● To do
A. Reproduce the stretch of the MOLAP getting-started text from "MOLAP provides a" through "extracted as Series.", with "data frames" changed to "tables".
B. List every source that the MOLAP getting-started text names as a place the data for a data frame can come from.
C. Write the next part of the MOLAP getting-started text, picking up right after its final sentence.
[start of Text block]
MOLAP

Getting started

Getting started

This chapter will introduce the core features of MOLAP and is intended to help new users get started with analyzing their data.

Populating the table with data

A multidimensional data model is typically organized around a central theme, such as sales. This theme is represented by a table that we call DataFrame. The data for the data frame can typically come from CSV or Excel file, an SQL database, a Swing TableModel, or from an array as in the example below:

DataFrame<Integer,String,?> dataFrame = DataFrameFactory.fromRowMajorArray(
    new String[]{"Item", "Origin", "Quantity", "Price"},
    new Class[]{String.class, String.class, Integer.class, Double.class},
    new Object[][]{
            {"Apple", "Switzerland", 12, 112.0},
            {"Pear", "Switzerland", 24, 125.0},
            {"Pear", "Switzerland", 6, 130.0},
            {"Tomato", "Switzerland", 50, 122.0},
            {"Tomato", "Italy", 40, 44.0},
            {"Tomato", "Italy", 100, 80.0}
    }
);

Manipulating the data

MOLAP provides a good range of methods to modifying, slicing, joining, and rearranging data frames. All of this can be made elegantly, through an indexing mechanism that allows stitching data together similarly to what can be made with R or the Pandas libraries. We won't cover this in this introduction, but most of these methods can be found in the DataFrame interface as well its column and row elements that can be extracted as Series.
[end of Text block]
[start of Record set]
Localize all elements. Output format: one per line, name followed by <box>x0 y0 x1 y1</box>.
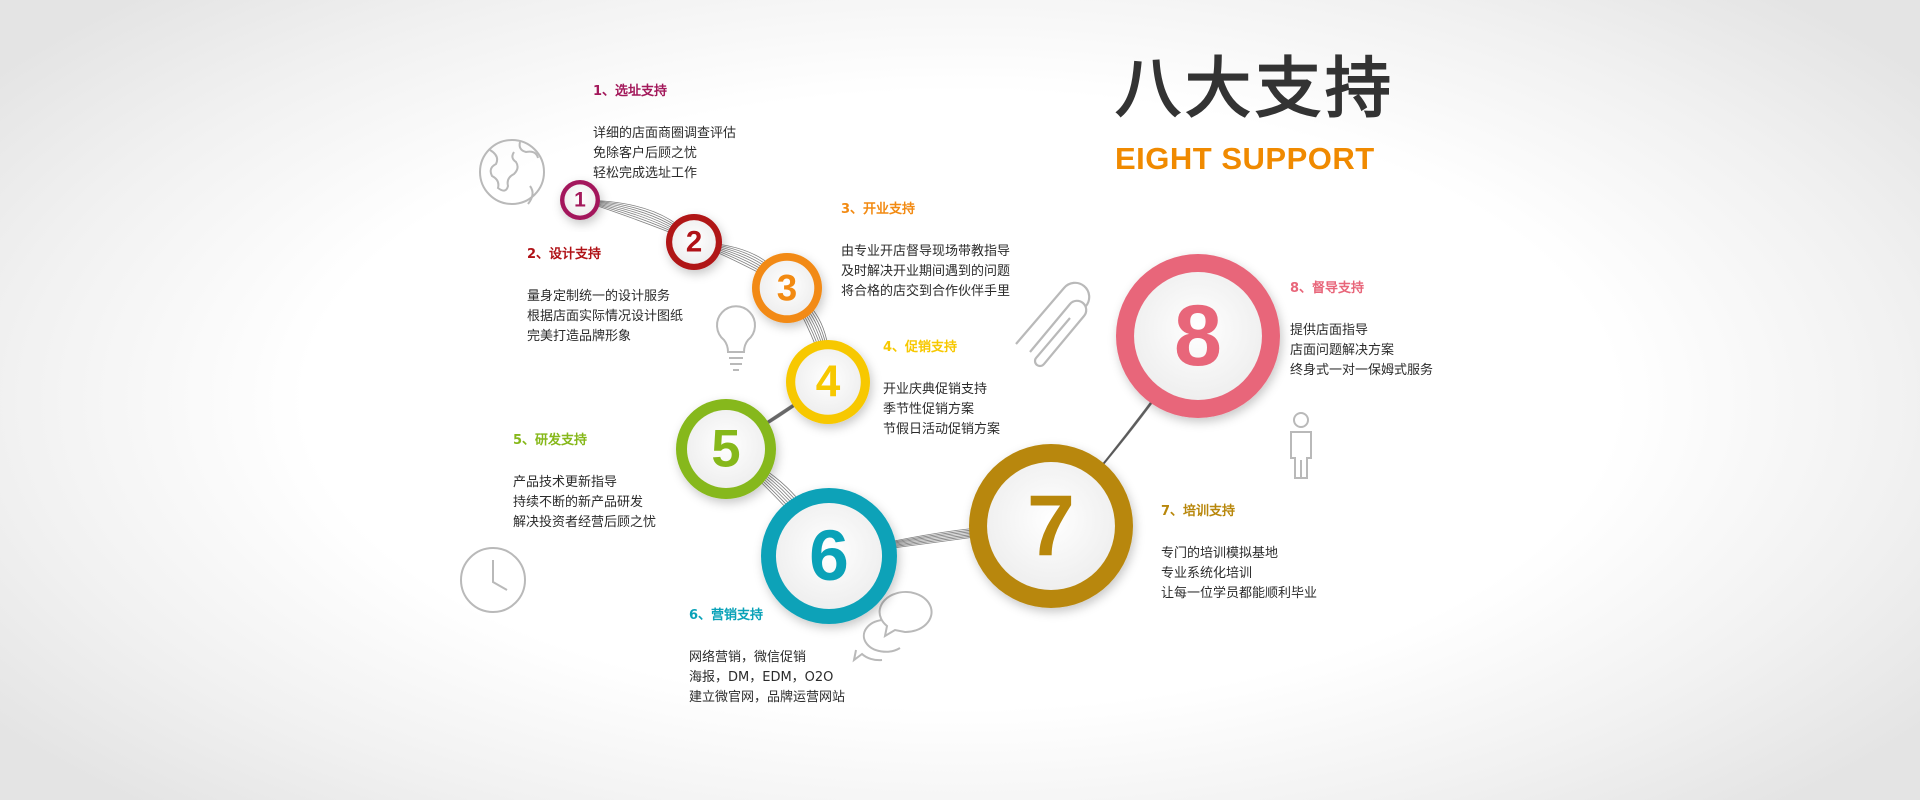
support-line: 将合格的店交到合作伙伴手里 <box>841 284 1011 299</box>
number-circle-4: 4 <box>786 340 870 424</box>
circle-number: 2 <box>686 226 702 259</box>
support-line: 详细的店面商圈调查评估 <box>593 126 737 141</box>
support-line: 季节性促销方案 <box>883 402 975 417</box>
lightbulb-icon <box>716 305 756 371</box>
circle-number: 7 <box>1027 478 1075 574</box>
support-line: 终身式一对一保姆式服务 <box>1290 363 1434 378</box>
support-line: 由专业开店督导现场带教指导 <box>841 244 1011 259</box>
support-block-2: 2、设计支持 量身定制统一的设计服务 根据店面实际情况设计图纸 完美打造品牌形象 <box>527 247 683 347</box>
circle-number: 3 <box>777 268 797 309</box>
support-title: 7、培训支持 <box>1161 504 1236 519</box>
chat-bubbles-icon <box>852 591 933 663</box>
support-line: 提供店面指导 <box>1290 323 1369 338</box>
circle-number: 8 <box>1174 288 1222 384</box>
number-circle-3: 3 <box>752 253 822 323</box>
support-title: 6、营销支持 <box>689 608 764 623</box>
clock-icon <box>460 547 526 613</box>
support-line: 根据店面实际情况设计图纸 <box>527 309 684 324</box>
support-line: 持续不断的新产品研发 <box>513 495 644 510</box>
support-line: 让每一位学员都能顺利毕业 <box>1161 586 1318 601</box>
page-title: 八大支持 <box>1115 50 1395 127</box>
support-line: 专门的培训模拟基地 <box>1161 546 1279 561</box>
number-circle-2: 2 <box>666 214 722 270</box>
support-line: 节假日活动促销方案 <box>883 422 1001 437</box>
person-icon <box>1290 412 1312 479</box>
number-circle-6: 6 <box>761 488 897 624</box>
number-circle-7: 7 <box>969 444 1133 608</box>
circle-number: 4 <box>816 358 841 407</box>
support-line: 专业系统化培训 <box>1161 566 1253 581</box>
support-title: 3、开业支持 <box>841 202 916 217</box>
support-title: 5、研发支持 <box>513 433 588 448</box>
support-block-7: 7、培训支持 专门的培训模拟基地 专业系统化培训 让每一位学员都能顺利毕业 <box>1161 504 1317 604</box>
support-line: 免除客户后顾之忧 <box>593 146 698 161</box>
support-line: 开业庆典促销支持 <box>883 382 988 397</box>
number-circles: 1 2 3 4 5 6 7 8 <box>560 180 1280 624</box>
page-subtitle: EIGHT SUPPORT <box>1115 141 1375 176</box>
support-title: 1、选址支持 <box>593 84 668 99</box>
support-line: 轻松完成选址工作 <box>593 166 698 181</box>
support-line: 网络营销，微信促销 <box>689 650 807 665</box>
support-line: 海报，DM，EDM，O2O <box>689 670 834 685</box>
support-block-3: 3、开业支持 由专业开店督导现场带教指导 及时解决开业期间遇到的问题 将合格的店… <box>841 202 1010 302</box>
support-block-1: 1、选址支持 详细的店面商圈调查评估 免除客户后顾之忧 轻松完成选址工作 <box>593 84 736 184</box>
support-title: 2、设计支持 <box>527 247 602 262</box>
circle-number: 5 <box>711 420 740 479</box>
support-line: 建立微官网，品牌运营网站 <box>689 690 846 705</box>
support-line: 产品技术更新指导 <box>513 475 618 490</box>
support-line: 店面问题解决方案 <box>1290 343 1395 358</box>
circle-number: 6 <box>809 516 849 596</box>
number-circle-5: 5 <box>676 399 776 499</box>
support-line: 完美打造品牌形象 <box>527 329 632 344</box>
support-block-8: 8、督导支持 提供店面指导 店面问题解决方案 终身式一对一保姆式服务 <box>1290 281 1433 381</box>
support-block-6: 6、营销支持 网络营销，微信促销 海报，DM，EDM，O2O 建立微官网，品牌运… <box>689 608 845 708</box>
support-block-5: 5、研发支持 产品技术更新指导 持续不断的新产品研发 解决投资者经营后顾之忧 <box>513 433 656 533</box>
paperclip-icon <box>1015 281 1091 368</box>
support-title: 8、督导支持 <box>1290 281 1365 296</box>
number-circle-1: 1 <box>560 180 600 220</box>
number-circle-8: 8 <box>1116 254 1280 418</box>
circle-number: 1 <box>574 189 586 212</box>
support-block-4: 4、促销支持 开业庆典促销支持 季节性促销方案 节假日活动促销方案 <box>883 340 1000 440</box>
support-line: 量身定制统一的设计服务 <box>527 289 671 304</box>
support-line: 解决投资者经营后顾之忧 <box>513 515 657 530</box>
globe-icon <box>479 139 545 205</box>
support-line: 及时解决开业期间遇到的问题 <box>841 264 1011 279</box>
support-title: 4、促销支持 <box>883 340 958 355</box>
[end of Record set]
[start of Record set]
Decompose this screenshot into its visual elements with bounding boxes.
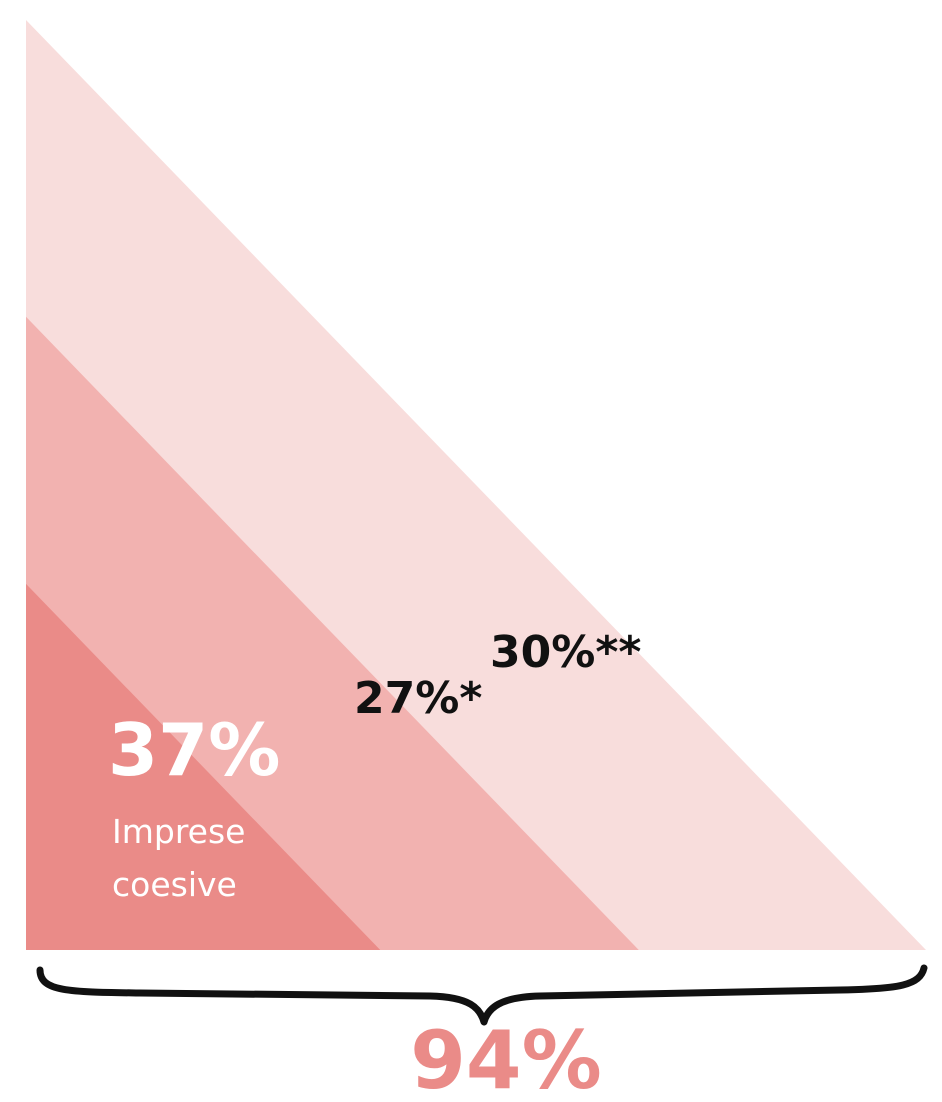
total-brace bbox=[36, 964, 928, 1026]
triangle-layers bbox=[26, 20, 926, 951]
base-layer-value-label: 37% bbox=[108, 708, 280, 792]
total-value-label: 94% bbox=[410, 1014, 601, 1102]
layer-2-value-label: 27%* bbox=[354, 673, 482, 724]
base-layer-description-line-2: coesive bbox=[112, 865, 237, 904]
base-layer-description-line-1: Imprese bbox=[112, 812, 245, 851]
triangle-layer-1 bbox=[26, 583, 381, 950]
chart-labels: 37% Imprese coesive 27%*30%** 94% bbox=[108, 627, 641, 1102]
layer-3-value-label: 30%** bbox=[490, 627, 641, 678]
[end of Record set]
[start of Record set]
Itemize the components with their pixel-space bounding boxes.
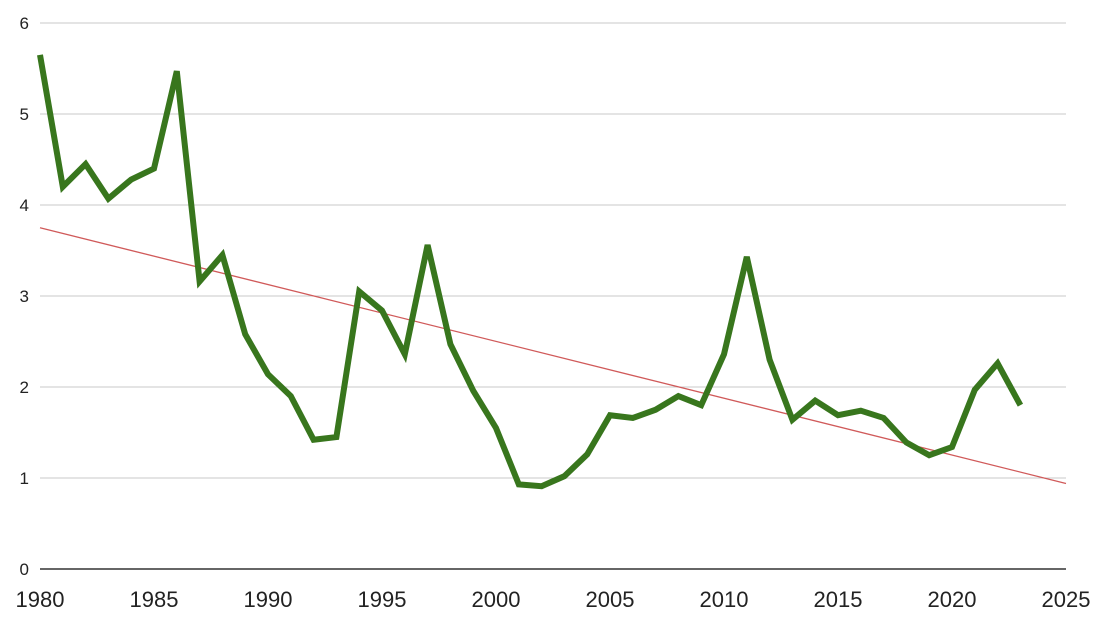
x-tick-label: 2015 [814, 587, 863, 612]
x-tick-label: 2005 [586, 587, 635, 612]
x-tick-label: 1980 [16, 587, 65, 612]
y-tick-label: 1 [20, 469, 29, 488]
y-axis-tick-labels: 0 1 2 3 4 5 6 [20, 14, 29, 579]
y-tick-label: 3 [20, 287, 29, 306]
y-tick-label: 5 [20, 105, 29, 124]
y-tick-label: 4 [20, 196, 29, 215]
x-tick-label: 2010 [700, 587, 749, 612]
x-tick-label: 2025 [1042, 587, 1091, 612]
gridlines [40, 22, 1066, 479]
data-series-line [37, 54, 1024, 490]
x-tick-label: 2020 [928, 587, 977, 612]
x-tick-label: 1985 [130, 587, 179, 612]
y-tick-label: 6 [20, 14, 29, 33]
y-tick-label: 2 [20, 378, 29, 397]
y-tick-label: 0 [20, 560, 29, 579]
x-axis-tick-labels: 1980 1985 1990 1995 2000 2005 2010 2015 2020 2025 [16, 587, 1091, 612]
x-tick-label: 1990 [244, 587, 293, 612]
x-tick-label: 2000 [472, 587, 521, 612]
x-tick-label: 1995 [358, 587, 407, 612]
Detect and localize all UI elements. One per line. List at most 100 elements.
[end of Record set]
● Responses in order
A.
MOLAP provides a good range of methods to modifying, slicing, joining, and rearranging tables. All of this can be made elegantly, through an indexing mechanism that allows stitching data together similarly to what can be made with R or the Pandas libraries. We won't cover this in this introduction, but most of these methods can be found in the DataFrame interface as well its column and row elements that can be extracted as Series.

B.
- A CSV file
- An Excel file
- An SQL database
- A Swing TableModel
- An array

C.
Aggregating the data

The cube models the data through a multidimensional data model that allows the efficient analysis of the data. The cube is automatically instanciated as soon as you use the data structure returned by DataFrame.aggregate().

Querying the highest level of abstraction

A cube at the highest level of abstraction is the apex cuboid. When a query is placed, this the the default cuboid being used.

Aggregation quantity = dataFrame.getSum("Quantity");
Aggregation revenue = dataFrame.getSum("Price").as("Revenue");
AggregateDataFrame<String> apexQuery = dataFrame.aggregate(quantity, revenue);

Table 1.1. Overall quantity and revenue

Sum(Quantity) Revenue
232.0 613.0

Drilling down one level

Drill Down/Up allows the user to navigate among levels of data ranging from the most summarized (up) to the most detailed (down).

AggregateDataFrame<String> byItemQuery = dataFrame.aggregate(quantity, revenue)
            .drillDown("Item");

Table 1.2. Quantities and revenues by item

Item Sum(Quantity) Revenue
Apple 12.0 112.0
Pear 30.0 255.0
Tomato 190.0 246.0

Order by a specific value

Sorting can be defined through one or more aggregation value.

AggregateDataFrame<String> orderQuery = dataFrame.aggregate(quantity, revenue)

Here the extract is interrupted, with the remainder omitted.